What you should do:
Gather each line containing the string "月满西楼" from these entries.

(Records from a collection)
::::::::::

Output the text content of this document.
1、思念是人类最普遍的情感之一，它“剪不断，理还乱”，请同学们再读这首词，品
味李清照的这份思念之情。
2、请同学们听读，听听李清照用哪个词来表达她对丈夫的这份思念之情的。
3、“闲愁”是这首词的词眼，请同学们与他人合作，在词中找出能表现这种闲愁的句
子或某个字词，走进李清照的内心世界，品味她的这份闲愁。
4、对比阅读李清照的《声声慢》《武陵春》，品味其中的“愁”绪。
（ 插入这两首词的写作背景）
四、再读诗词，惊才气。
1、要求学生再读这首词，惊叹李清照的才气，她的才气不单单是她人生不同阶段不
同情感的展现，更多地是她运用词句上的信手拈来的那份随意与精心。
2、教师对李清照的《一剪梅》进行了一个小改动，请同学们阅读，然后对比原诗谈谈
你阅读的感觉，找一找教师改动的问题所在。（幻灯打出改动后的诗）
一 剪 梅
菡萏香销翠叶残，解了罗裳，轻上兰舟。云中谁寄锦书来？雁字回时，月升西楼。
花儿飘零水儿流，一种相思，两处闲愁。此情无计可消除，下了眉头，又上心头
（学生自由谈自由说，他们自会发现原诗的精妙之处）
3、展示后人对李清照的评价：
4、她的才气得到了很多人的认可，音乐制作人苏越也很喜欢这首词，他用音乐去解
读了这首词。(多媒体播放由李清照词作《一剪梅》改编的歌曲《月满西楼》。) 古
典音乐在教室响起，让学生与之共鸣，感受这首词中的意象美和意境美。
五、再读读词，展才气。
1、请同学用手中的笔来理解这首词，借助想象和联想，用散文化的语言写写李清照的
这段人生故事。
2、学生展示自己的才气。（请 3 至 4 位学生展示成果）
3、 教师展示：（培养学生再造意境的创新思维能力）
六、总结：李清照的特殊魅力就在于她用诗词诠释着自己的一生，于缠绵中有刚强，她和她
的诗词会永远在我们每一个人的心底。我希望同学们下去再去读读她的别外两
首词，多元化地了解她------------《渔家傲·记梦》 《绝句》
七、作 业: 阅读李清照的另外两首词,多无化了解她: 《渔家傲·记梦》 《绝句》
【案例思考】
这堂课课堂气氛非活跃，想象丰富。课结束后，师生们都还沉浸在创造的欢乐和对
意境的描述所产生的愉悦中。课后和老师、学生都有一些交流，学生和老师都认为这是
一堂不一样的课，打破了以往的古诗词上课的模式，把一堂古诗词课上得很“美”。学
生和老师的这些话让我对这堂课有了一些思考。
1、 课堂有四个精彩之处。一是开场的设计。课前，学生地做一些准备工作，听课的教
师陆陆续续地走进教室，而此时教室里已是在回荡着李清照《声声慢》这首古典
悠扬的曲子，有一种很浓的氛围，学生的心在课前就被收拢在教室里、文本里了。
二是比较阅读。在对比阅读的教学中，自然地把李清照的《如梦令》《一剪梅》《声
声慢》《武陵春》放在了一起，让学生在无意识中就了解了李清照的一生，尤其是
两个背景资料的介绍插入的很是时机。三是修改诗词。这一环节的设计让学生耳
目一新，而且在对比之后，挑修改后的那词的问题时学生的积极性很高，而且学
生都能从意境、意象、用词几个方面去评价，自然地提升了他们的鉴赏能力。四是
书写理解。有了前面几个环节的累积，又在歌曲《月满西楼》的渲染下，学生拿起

::::::::::

Solution to the exercise:
读了这首词。(多媒体播放由李清照词作《一剪梅》改编的歌曲《月满西楼》。) 古
书写理解。有了前面几个环节的累积，又在歌曲《月满西楼》的渲染下，学生拿起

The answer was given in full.